** SHORT PROBLEM **
Collect all lines below with the string "content".

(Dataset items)
"""

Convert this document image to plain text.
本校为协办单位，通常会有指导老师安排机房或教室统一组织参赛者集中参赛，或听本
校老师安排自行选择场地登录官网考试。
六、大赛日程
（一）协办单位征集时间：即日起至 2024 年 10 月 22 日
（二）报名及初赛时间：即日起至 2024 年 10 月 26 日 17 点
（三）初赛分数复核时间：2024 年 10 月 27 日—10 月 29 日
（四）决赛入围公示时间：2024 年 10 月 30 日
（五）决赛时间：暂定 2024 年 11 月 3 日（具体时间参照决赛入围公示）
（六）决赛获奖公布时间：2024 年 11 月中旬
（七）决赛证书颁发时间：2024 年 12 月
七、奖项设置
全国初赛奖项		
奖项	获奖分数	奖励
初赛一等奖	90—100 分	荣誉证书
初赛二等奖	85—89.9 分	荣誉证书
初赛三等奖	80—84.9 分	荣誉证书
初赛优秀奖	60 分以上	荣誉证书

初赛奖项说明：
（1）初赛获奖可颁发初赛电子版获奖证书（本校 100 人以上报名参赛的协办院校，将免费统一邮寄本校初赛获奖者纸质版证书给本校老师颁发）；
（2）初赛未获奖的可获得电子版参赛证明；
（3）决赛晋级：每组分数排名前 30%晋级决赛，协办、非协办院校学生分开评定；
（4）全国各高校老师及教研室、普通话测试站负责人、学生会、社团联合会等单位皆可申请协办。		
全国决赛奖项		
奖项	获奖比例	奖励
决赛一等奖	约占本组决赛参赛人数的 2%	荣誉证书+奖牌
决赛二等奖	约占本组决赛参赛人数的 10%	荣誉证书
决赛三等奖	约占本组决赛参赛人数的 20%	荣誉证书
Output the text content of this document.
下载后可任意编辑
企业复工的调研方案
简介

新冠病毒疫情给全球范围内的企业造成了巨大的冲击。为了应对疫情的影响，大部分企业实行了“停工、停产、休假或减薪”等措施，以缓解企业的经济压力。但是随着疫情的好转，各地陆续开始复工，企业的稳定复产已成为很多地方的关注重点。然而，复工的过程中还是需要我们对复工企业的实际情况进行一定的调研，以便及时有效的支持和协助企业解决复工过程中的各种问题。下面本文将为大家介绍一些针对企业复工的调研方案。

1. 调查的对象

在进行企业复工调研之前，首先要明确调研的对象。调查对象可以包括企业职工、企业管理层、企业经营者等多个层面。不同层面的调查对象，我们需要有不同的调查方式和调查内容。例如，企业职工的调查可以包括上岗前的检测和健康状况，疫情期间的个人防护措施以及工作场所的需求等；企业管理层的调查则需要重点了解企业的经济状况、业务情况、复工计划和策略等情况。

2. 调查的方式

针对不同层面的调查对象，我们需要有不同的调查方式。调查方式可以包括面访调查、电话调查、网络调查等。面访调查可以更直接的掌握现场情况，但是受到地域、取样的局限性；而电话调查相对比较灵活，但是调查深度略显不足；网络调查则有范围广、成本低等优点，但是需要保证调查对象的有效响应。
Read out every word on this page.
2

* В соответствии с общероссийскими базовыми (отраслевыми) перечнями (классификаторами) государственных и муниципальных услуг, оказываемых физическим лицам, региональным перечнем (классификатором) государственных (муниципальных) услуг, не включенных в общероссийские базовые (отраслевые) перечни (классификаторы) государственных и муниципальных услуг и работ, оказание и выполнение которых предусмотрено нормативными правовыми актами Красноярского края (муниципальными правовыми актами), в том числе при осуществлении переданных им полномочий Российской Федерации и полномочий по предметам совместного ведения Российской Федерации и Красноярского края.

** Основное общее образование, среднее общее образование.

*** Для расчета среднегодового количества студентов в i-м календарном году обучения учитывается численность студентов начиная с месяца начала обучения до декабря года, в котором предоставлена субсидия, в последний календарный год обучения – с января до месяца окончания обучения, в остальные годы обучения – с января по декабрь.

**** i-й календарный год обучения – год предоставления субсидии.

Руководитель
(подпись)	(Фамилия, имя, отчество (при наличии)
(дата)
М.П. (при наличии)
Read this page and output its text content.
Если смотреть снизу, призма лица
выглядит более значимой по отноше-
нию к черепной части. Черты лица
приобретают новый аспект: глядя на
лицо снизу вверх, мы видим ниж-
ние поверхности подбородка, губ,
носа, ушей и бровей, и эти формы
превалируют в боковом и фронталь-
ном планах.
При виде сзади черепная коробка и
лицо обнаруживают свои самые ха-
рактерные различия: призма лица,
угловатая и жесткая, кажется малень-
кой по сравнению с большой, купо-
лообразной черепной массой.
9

"""

** SOLUTION TO THIS EXERCISE **
Output the text content of this document.
Read this page and output its text content.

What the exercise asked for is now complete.